>> BEGIN Material

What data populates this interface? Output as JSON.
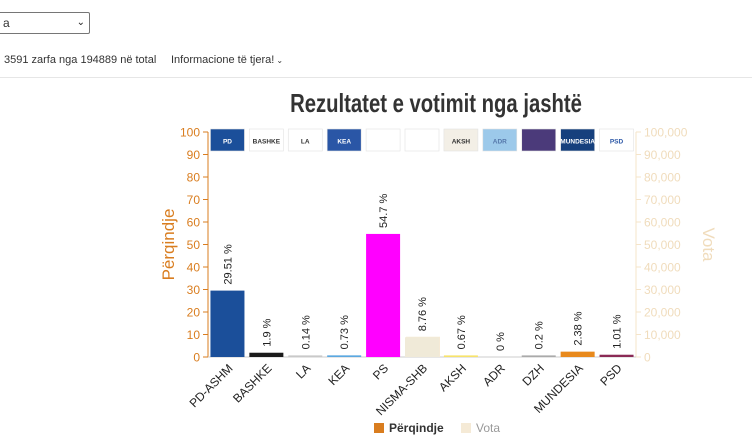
{
  "header": {
    "select_value": "a",
    "info_text": "3591 zarfa nga 194889 në total",
    "menu_label": "Informacione të tjera!"
  },
  "colors": {
    "left_axis": "#d97d1f",
    "right_axis": "#f5e4c9",
    "vota": "#f5ead6"
  },
  "chart_data": {
    "type": "bar",
    "title": "Rezultatet e votimit nga jashtë",
    "categories": [
      "PD-ASHM",
      "BASHKE",
      "LA",
      "KEA",
      "PS",
      "NISMA-SHB",
      "AKSH",
      "ADR",
      "DZH",
      "MUNDESIA",
      "PSD"
    ],
    "series": [
      {
        "name": "Përqindje",
        "values": [
          29.51,
          1.9,
          0.14,
          0.73,
          54.7,
          8.76,
          0.67,
          0,
          0.2,
          2.38,
          1.01
        ],
        "labels": [
          "29.51 %",
          "1.9 %",
          "0.14 %",
          "0.73 %",
          "54.7 %",
          "8.76 %",
          "0.67 %",
          "0 %",
          "0.2 %",
          "2.38 %",
          "1.01 %"
        ],
        "colors": [
          "#1b4f9a",
          "#1a1a1a",
          "#c9c9c9",
          "#5ba8e0",
          "#ff00ff",
          "#f0ead8",
          "#f7e36b",
          "#aaaaaa",
          "#aaaaaa",
          "#e8891c",
          "#8a2a55"
        ]
      }
    ],
    "vota_values": [
      0,
      0,
      0,
      0,
      0,
      9000,
      0,
      0,
      0,
      0,
      0
    ],
    "ylabel": "Përqindje",
    "y2label": "Vota",
    "ylim": [
      0,
      100
    ],
    "y2lim": [
      0,
      100000
    ],
    "yticks": [
      "0",
      "10",
      "20",
      "30",
      "40",
      "50",
      "60",
      "70",
      "80",
      "90",
      "100"
    ],
    "y2ticks": [
      "0",
      "10,000",
      "20,000",
      "30,000",
      "40,000",
      "50,000",
      "60,000",
      "70,000",
      "80,000",
      "90,000",
      "100,000"
    ],
    "party_logos": [
      "PD",
      "BASHKE",
      "LA",
      "KEA",
      "",
      "",
      "AKSH",
      "ADR",
      "",
      "MUNDESIA",
      "PSD"
    ],
    "legend": [
      "Përqindje",
      "Vota"
    ],
    "legend_position": "bottom"
  }
}
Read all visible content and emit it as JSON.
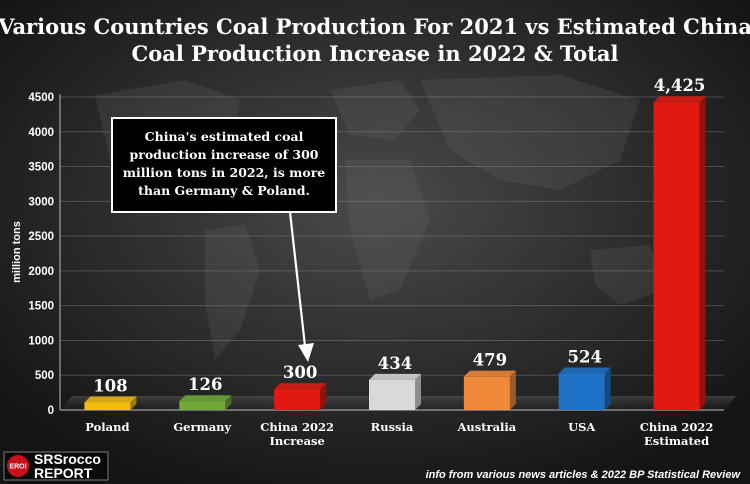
{
  "chart_data": {
    "type": "bar",
    "title": [
      "Various Countries Coal Production For 2021 vs Estimated China",
      "Coal Production Increase in 2022 & Total"
    ],
    "ylabel": "million tons",
    "ylim": [
      0,
      4500
    ],
    "yticks": [
      0,
      500,
      1000,
      1500,
      2000,
      2500,
      3000,
      3500,
      4000,
      4500
    ],
    "categories": [
      [
        "Poland"
      ],
      [
        "Germany"
      ],
      [
        "China 2022",
        "Increase"
      ],
      [
        "Russia"
      ],
      [
        "Australia"
      ],
      [
        "USA"
      ],
      [
        "China 2022",
        "Estimated"
      ]
    ],
    "values": [
      108,
      126,
      300,
      434,
      479,
      524,
      4425
    ],
    "value_labels": [
      "108",
      "126",
      "300",
      "434",
      "479",
      "524",
      "4,425"
    ],
    "colors": [
      "#f2bc10",
      "#6ea83a",
      "#e01a10",
      "#d9d9d9",
      "#f08a3a",
      "#1e72c8",
      "#e01a10"
    ],
    "annotation": {
      "lines": [
        "China's estimated coal",
        "production increase of 300",
        "million tons in 2022, is more",
        "than Germany & Poland."
      ],
      "points_to": "China 2022 Increase"
    },
    "grid": true,
    "legend": "none"
  },
  "source_note": "info from various news articles & 2022 BP Statistical Review",
  "logo": {
    "badge": "EROI",
    "line1": "SRSrocco",
    "line2": "REPORT"
  }
}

>> END Material

Identify which lines contain the word "China" and copy each one.

## Solution
      "Various Countries Coal Production For 2021 vs Estimated China",
        "China 2022",
        "China 2022",
        "China's estimated coal",
      "points_to": "China 2022 Increase"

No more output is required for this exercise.